Exercise aim:
Return every line below as is, leaving out the pictures.

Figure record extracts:
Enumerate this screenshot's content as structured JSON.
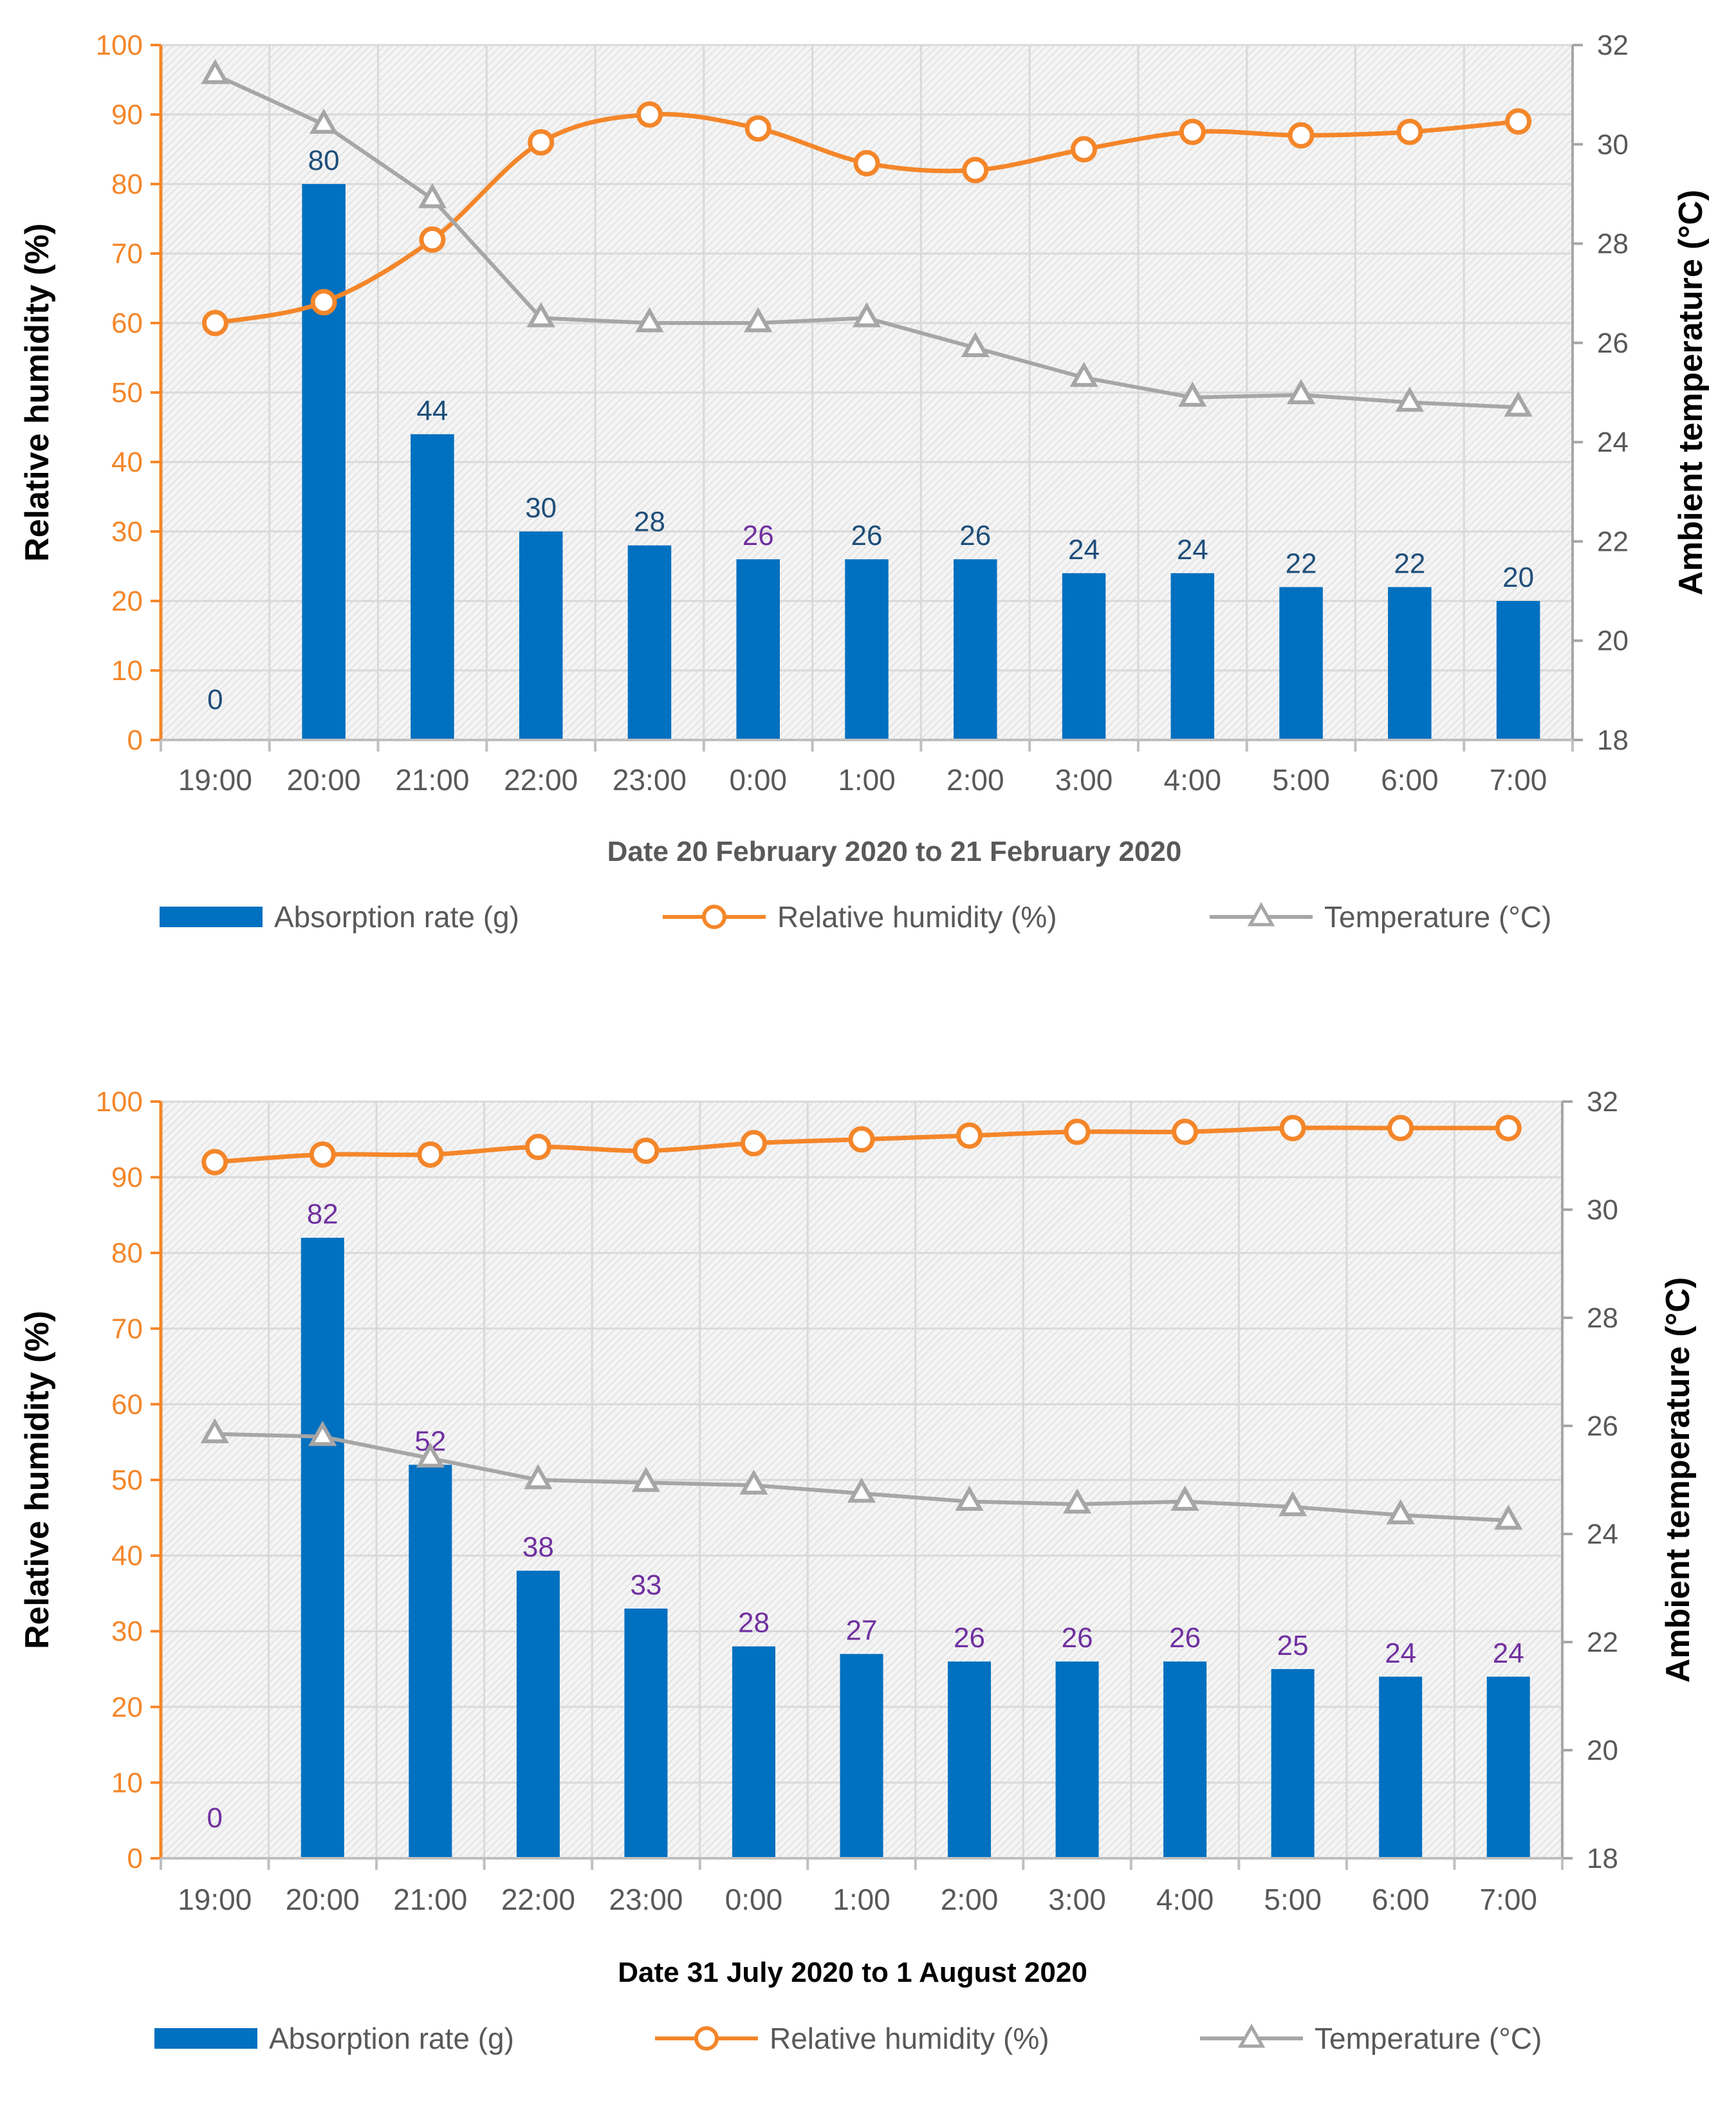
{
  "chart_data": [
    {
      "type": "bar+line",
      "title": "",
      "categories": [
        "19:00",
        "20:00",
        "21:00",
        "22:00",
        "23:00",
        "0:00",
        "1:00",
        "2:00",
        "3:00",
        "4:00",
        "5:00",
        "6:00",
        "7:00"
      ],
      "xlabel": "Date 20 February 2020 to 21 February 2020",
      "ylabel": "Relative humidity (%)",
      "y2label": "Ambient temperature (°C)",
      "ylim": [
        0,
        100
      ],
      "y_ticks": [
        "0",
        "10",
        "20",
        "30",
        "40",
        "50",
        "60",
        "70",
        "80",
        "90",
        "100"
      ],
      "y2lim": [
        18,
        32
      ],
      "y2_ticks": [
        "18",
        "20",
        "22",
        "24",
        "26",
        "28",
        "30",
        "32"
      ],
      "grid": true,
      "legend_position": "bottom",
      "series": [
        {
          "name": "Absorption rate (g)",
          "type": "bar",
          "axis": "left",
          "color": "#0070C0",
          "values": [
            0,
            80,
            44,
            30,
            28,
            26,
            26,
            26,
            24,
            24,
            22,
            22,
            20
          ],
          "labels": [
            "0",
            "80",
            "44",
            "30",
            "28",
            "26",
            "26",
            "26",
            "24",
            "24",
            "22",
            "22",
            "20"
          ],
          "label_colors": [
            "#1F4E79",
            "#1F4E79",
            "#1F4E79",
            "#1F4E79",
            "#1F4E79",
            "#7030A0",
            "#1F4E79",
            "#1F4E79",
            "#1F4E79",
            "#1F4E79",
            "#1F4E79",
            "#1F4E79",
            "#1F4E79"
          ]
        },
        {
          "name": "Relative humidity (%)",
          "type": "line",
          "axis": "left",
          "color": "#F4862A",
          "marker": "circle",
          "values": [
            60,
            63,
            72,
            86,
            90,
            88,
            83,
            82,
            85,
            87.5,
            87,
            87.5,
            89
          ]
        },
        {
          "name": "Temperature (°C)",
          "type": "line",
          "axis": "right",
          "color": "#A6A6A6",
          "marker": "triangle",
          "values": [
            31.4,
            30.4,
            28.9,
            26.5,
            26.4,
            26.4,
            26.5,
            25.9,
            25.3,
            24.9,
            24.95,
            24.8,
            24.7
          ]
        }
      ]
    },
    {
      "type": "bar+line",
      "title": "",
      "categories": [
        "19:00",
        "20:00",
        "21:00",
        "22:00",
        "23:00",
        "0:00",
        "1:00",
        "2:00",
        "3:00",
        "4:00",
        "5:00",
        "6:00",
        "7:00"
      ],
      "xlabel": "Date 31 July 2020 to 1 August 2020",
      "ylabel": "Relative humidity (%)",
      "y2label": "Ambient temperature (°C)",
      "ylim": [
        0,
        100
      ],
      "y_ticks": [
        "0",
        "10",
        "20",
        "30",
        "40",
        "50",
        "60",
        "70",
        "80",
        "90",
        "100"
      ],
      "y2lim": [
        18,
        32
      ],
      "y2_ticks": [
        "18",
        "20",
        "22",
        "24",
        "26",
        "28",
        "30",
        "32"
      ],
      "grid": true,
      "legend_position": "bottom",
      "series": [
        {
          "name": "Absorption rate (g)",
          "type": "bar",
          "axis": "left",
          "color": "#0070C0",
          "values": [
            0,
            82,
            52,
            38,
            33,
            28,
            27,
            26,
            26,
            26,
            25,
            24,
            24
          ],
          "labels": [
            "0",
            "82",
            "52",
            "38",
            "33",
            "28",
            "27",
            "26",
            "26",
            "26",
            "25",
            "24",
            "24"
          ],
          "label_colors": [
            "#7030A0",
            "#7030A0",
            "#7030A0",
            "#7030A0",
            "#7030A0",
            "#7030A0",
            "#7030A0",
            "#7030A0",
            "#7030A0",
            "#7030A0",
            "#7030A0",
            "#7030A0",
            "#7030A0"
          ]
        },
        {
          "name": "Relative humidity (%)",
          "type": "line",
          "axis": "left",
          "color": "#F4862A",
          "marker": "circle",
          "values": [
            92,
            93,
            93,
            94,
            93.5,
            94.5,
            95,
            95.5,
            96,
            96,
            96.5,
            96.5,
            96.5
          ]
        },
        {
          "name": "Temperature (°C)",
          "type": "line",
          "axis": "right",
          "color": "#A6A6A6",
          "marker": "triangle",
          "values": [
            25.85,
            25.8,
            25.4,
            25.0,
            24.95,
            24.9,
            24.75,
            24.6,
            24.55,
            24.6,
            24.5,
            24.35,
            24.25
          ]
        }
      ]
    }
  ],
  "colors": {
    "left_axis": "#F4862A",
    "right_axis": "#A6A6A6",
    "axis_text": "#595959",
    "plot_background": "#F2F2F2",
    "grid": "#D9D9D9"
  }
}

Task response:
Enumerate this screenshot's content as structured JSON.
{
  "chart_data": [
    {
      "type": "bar+line",
      "title": "",
      "categories": [
        "19:00",
        "20:00",
        "21:00",
        "22:00",
        "23:00",
        "0:00",
        "1:00",
        "2:00",
        "3:00",
        "4:00",
        "5:00",
        "6:00",
        "7:00"
      ],
      "xlabel": "Date 20 February 2020 to 21 February 2020",
      "ylabel": "Relative humidity (%)",
      "y2label": "Ambient temperature (°C)",
      "ylim": [
        0,
        100
      ],
      "y_ticks": [
        "0",
        "10",
        "20",
        "30",
        "40",
        "50",
        "60",
        "70",
        "80",
        "90",
        "100"
      ],
      "y2lim": [
        18,
        32
      ],
      "y2_ticks": [
        "18",
        "20",
        "22",
        "24",
        "26",
        "28",
        "30",
        "32"
      ],
      "grid": true,
      "legend_position": "bottom",
      "series": [
        {
          "name": "Absorption rate (g)",
          "type": "bar",
          "axis": "left",
          "color": "#0070C0",
          "values": [
            0,
            80,
            44,
            30,
            28,
            26,
            26,
            26,
            24,
            24,
            22,
            22,
            20
          ],
          "labels": [
            "0",
            "80",
            "44",
            "30",
            "28",
            "26",
            "26",
            "26",
            "24",
            "24",
            "22",
            "22",
            "20"
          ],
          "label_colors": [
            "#1F4E79",
            "#1F4E79",
            "#1F4E79",
            "#1F4E79",
            "#1F4E79",
            "#7030A0",
            "#1F4E79",
            "#1F4E79",
            "#1F4E79",
            "#1F4E79",
            "#1F4E79",
            "#1F4E79",
            "#1F4E79"
          ]
        },
        {
          "name": "Relative humidity (%)",
          "type": "line",
          "axis": "left",
          "color": "#F4862A",
          "marker": "circle",
          "values": [
            60,
            63,
            72,
            86,
            90,
            88,
            83,
            82,
            85,
            87.5,
            87,
            87.5,
            89
          ]
        },
        {
          "name": "Temperature (°C)",
          "type": "line",
          "axis": "right",
          "color": "#A6A6A6",
          "marker": "triangle",
          "values": [
            31.4,
            30.4,
            28.9,
            26.5,
            26.4,
            26.4,
            26.5,
            25.9,
            25.3,
            24.9,
            24.95,
            24.8,
            24.7
          ]
        }
      ]
    },
    {
      "type": "bar+line",
      "title": "",
      "categories": [
        "19:00",
        "20:00",
        "21:00",
        "22:00",
        "23:00",
        "0:00",
        "1:00",
        "2:00",
        "3:00",
        "4:00",
        "5:00",
        "6:00",
        "7:00"
      ],
      "xlabel": "Date 31 July 2020 to 1 August 2020",
      "ylabel": "Relative humidity (%)",
      "y2label": "Ambient temperature (°C)",
      "ylim": [
        0,
        100
      ],
      "y_ticks": [
        "0",
        "10",
        "20",
        "30",
        "40",
        "50",
        "60",
        "70",
        "80",
        "90",
        "100"
      ],
      "y2lim": [
        18,
        32
      ],
      "y2_ticks": [
        "18",
        "20",
        "22",
        "24",
        "26",
        "28",
        "30",
        "32"
      ],
      "grid": true,
      "legend_position": "bottom",
      "series": [
        {
          "name": "Absorption rate (g)",
          "type": "bar",
          "axis": "left",
          "color": "#0070C0",
          "values": [
            0,
            82,
            52,
            38,
            33,
            28,
            27,
            26,
            26,
            26,
            25,
            24,
            24
          ],
          "labels": [
            "0",
            "82",
            "52",
            "38",
            "33",
            "28",
            "27",
            "26",
            "26",
            "26",
            "25",
            "24",
            "24"
          ],
          "label_colors": [
            "#7030A0",
            "#7030A0",
            "#7030A0",
            "#7030A0",
            "#7030A0",
            "#7030A0",
            "#7030A0",
            "#7030A0",
            "#7030A0",
            "#7030A0",
            "#7030A0",
            "#7030A0",
            "#7030A0"
          ]
        },
        {
          "name": "Relative humidity (%)",
          "type": "line",
          "axis": "left",
          "color": "#F4862A",
          "marker": "circle",
          "values": [
            92,
            93,
            93,
            94,
            93.5,
            94.5,
            95,
            95.5,
            96,
            96,
            96.5,
            96.5,
            96.5
          ]
        },
        {
          "name": "Temperature (°C)",
          "type": "line",
          "axis": "right",
          "color": "#A6A6A6",
          "marker": "triangle",
          "values": [
            25.85,
            25.8,
            25.4,
            25.0,
            24.95,
            24.9,
            24.75,
            24.6,
            24.55,
            24.6,
            24.5,
            24.35,
            24.25
          ]
        }
      ]
    }
  ],
  "colors": {
    "left_axis": "#F4862A",
    "right_axis": "#A6A6A6",
    "axis_text": "#595959",
    "plot_background": "#F2F2F2",
    "grid": "#D9D9D9"
  }
}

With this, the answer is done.